■ The exercise: Collect all the lines that mention the word "JSON".

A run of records
• • • • •
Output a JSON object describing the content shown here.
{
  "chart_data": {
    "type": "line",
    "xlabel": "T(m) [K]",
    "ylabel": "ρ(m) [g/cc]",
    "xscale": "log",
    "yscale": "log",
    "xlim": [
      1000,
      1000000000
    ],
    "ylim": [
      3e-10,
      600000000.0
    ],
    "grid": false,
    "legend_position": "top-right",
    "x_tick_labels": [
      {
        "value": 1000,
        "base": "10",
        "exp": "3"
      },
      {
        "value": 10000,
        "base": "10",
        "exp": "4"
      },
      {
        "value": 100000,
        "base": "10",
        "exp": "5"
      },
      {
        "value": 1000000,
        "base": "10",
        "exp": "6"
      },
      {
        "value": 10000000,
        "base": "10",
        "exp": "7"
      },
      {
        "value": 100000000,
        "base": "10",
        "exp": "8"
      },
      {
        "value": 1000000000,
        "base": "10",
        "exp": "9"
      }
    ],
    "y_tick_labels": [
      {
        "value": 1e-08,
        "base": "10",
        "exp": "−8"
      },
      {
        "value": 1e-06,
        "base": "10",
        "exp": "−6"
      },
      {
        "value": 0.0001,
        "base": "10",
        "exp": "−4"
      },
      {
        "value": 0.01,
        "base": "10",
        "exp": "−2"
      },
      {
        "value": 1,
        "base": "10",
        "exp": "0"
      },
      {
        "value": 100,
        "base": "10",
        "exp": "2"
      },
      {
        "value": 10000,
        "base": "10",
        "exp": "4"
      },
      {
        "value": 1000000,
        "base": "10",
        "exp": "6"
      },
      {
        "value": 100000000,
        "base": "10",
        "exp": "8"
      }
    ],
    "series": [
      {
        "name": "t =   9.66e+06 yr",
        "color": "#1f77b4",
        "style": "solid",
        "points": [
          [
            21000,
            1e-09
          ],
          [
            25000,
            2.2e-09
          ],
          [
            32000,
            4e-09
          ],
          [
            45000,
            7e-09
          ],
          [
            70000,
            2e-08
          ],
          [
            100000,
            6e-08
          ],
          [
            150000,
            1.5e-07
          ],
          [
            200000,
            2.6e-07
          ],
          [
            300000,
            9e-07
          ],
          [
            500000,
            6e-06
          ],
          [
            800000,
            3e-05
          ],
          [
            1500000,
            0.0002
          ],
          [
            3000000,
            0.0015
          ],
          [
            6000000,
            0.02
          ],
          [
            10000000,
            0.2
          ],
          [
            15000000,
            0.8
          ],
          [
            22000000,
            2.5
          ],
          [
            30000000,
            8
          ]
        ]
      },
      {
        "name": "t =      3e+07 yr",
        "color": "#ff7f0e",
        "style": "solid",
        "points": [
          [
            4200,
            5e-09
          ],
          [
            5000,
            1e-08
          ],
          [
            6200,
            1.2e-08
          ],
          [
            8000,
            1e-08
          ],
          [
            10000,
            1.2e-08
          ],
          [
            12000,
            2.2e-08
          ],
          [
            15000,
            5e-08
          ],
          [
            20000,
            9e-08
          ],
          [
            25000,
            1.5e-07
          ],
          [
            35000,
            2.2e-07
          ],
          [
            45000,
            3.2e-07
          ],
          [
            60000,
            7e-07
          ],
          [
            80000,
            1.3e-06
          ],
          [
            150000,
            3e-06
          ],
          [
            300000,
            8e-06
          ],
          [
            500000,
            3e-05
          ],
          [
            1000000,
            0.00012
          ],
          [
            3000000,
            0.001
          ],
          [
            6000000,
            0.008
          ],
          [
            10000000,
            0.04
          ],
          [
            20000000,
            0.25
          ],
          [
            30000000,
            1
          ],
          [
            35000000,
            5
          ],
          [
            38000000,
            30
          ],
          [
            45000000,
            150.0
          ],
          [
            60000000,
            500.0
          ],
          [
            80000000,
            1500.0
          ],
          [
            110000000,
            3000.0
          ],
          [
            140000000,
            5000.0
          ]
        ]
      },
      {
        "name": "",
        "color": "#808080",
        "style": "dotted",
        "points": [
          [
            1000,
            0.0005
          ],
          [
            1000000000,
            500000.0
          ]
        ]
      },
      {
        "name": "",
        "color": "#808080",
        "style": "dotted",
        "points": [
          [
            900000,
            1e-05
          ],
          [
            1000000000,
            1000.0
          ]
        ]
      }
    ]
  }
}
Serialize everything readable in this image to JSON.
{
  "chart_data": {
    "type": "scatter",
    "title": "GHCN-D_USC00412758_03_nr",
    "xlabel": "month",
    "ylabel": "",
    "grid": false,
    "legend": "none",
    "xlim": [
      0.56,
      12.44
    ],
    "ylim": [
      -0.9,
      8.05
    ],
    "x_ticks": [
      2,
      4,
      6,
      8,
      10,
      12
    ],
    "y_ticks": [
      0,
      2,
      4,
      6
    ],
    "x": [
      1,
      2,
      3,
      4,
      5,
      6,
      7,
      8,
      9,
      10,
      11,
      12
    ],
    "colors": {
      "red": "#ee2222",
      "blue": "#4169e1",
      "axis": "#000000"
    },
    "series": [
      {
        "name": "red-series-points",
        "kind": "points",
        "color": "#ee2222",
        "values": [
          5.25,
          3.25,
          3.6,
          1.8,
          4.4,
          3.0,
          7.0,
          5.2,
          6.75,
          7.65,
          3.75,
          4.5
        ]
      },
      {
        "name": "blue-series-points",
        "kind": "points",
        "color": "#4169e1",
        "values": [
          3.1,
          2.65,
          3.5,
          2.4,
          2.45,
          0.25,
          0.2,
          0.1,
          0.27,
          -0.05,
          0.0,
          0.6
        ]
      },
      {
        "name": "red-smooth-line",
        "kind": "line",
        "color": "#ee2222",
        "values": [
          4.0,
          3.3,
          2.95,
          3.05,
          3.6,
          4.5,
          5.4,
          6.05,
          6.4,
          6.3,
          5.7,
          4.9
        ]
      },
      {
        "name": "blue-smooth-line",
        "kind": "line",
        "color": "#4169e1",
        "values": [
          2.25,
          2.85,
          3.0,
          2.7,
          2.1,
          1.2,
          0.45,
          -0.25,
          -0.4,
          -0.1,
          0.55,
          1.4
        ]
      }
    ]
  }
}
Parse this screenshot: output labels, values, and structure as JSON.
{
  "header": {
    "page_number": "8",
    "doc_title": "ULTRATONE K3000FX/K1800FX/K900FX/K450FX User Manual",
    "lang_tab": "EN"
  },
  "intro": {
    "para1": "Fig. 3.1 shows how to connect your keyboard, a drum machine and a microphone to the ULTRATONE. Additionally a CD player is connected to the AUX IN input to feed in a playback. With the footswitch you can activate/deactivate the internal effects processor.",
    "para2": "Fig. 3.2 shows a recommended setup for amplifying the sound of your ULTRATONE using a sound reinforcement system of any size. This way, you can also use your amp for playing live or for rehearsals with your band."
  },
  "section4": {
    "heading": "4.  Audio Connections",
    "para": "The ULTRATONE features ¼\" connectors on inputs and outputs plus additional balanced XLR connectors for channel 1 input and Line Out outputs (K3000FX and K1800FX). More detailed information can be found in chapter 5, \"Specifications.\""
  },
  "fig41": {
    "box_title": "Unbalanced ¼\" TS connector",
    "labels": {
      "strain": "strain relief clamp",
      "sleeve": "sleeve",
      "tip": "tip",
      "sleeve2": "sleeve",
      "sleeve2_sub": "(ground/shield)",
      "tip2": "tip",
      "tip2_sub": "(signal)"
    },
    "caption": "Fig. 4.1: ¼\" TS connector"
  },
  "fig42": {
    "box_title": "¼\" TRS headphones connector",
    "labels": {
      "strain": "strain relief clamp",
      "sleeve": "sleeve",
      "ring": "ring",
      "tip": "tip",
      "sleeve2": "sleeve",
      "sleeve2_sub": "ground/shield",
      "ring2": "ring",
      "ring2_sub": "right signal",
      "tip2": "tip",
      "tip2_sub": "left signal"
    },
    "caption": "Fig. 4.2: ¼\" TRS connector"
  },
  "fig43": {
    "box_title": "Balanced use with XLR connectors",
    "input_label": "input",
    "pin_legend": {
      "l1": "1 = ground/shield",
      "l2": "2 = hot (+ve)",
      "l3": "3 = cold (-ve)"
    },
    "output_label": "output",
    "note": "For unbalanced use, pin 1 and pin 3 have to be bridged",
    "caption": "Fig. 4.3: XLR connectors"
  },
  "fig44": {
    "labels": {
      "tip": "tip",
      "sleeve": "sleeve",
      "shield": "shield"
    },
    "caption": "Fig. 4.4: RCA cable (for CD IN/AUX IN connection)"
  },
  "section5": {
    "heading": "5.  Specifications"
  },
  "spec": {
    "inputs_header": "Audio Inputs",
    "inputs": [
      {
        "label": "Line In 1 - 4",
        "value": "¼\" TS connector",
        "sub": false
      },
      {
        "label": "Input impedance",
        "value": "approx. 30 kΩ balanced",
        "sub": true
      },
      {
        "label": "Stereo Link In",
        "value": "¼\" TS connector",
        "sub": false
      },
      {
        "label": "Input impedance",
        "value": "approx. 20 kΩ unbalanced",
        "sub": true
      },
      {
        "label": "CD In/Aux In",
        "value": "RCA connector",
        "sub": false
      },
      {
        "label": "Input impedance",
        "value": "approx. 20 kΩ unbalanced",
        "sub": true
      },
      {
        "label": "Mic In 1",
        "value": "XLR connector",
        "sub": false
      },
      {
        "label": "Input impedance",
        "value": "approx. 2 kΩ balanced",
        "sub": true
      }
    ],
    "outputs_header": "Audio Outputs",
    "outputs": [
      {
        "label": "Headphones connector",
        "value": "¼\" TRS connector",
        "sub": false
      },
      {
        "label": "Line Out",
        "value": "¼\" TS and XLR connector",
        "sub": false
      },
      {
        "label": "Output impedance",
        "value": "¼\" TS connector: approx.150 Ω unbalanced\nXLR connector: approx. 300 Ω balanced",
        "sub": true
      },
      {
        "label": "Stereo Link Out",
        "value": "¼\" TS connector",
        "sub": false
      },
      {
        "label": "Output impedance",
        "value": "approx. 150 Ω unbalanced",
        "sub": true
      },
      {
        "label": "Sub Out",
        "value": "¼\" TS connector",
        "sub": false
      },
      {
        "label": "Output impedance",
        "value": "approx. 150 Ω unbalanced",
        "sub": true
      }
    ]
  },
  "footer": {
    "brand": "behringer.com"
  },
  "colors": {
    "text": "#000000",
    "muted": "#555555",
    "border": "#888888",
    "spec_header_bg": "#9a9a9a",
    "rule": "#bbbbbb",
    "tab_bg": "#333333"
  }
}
• • • • •
■ Reply:
Output a JSON object describing the content shown here.
Serialize everything readable in this image to JSON.
Parse this screenshot: output labels, values, and structure as JSON.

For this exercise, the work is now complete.